> [Items from a data source]:
————
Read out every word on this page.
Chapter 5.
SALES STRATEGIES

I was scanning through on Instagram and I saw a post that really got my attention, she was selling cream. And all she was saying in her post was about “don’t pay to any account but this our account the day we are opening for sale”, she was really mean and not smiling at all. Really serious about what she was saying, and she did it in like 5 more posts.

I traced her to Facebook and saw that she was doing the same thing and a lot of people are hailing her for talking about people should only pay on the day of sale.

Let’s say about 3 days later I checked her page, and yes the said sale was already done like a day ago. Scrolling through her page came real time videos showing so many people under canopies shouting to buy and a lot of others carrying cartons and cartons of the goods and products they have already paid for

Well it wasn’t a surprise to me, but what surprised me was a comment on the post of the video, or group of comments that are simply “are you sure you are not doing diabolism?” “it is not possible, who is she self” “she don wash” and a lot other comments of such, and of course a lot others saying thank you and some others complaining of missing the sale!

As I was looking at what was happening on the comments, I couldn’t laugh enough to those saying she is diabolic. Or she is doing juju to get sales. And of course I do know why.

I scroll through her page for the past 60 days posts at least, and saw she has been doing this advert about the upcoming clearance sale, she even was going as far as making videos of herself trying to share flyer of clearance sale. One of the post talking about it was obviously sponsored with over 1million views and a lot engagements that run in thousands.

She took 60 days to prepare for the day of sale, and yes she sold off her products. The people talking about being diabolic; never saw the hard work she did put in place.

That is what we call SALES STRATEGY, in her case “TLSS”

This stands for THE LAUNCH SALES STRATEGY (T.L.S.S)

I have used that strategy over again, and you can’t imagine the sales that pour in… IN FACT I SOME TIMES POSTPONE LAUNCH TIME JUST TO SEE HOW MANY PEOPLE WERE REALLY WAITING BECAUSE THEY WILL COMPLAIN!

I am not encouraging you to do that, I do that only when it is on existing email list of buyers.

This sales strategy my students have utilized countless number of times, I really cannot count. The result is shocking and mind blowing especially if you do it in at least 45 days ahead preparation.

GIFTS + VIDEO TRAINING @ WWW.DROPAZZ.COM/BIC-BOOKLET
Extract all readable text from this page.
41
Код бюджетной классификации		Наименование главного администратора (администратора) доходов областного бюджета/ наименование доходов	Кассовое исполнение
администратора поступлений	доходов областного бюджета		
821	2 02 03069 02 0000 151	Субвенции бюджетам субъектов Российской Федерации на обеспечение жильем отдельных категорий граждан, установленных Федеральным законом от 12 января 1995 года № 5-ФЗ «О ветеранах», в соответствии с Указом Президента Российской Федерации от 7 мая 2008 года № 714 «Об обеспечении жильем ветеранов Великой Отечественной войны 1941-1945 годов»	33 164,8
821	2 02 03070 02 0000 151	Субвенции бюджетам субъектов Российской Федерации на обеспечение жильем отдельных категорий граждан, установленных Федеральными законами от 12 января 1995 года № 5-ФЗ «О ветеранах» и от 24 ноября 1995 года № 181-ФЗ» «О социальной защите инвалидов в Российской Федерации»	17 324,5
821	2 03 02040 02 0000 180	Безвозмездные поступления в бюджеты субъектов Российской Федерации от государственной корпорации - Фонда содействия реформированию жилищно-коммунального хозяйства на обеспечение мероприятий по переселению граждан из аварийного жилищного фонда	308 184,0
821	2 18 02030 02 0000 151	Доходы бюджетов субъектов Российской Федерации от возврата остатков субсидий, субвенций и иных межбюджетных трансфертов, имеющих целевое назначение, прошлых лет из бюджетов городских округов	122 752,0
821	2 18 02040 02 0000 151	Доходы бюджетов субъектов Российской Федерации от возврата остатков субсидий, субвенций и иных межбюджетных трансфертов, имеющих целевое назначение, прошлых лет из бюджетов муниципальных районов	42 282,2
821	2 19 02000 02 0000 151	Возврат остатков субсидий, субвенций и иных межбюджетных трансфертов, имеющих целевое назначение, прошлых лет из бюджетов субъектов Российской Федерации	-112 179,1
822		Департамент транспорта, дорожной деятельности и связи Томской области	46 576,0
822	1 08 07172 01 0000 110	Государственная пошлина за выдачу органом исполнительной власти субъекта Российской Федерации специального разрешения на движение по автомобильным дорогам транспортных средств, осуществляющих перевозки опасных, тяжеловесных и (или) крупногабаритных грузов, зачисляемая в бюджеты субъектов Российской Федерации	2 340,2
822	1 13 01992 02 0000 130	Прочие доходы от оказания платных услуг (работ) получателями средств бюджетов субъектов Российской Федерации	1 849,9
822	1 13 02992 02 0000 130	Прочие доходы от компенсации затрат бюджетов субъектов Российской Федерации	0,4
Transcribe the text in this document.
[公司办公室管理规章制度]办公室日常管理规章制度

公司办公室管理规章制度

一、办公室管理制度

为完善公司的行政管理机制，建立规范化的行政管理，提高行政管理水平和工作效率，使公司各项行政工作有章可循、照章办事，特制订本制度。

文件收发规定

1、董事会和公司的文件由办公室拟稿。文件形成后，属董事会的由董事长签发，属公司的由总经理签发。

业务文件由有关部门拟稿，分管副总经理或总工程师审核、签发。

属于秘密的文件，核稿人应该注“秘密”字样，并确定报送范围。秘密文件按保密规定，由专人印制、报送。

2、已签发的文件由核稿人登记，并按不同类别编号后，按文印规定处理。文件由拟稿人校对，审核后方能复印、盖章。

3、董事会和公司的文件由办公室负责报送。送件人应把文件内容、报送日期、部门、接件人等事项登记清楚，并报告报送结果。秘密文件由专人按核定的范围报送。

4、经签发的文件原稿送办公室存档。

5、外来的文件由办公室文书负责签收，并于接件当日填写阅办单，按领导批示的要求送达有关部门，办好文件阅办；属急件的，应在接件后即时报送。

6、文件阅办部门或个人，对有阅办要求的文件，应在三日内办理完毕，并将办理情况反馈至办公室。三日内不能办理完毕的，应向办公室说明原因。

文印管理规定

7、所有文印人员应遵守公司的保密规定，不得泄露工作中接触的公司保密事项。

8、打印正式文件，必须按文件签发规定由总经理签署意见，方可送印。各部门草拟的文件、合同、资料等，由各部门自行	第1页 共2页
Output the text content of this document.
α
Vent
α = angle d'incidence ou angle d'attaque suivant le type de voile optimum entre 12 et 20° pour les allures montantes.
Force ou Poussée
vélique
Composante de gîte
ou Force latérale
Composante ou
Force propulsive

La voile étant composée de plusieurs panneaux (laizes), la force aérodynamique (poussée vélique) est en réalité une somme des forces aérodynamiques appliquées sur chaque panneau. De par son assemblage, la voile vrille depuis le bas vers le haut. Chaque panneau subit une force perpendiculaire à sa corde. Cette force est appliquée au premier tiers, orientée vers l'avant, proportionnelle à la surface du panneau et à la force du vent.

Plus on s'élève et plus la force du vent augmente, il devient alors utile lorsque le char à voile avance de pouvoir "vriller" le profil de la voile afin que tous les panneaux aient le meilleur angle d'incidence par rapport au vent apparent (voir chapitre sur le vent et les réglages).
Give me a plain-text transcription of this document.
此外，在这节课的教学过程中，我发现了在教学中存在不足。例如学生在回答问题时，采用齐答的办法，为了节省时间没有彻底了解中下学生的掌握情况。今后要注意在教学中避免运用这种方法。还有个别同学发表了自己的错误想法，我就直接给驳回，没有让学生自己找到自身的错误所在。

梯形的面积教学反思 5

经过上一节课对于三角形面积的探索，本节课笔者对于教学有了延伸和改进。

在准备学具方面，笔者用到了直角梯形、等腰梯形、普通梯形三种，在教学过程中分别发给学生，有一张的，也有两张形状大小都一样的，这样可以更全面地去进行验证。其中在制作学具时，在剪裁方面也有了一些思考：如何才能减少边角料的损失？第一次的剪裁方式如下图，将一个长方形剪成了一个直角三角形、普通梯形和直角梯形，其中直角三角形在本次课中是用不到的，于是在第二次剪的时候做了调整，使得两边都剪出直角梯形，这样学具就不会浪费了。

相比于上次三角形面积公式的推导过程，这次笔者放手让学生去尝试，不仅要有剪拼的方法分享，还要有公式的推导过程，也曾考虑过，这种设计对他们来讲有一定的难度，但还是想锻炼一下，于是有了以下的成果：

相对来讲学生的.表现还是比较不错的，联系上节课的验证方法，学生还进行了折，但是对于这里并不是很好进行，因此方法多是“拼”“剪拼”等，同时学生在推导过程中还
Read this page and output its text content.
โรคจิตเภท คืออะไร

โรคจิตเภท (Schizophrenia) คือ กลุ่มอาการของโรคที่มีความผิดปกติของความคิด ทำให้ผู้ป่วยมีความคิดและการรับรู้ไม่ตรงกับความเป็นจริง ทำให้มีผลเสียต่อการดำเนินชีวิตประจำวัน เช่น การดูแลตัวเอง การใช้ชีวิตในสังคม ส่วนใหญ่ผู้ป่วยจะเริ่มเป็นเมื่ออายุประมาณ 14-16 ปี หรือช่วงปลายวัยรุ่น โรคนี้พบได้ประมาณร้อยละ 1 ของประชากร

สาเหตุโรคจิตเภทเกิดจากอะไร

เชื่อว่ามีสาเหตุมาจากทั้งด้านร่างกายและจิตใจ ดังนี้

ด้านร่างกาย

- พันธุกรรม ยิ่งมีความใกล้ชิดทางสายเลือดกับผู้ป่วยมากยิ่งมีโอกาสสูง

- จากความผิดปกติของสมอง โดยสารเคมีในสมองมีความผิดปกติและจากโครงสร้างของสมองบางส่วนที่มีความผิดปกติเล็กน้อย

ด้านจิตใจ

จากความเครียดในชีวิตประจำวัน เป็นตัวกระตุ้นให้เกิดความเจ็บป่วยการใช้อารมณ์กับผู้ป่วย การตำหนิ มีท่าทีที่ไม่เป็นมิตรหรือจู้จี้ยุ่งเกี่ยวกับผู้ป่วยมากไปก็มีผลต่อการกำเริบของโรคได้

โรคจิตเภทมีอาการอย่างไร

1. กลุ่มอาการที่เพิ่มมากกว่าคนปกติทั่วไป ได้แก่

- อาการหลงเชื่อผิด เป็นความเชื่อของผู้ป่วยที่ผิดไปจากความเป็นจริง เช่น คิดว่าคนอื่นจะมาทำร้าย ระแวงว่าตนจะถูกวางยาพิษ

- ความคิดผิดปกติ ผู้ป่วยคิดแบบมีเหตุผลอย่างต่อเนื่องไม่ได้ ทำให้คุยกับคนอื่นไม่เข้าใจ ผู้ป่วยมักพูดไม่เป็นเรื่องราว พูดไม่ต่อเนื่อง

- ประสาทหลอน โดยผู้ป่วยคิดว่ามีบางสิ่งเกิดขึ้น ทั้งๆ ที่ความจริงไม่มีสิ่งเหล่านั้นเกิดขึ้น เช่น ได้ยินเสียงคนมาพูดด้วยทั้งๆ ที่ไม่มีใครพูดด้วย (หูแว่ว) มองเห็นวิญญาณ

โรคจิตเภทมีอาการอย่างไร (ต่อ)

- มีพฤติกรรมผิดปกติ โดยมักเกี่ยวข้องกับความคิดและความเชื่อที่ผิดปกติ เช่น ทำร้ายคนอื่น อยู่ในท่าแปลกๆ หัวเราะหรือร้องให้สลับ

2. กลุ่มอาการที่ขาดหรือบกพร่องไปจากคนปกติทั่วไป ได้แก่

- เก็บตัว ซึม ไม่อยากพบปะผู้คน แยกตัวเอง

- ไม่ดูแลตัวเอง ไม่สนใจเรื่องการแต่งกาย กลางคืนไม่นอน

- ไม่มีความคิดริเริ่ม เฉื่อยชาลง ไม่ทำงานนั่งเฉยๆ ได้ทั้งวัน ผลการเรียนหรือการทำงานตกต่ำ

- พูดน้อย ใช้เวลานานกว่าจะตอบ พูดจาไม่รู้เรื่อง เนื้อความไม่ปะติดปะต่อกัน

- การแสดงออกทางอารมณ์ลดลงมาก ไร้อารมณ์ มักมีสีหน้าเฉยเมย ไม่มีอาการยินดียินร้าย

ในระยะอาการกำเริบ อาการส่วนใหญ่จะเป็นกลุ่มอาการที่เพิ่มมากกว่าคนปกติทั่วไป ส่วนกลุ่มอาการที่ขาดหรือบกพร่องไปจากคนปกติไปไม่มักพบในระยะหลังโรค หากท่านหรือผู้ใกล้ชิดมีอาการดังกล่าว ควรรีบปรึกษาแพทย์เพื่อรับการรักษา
————
> [Problem to work on]: Show every line from the listing above in which the string "only" appears.

> [Answer in full]:
I traced her to Facebook and saw that she was doing the same thing and a lot of people are hailing her for talking about people should only pay on the day of sale.
I am not encouraging you to do that, I do that only when it is on existing email list of buyers.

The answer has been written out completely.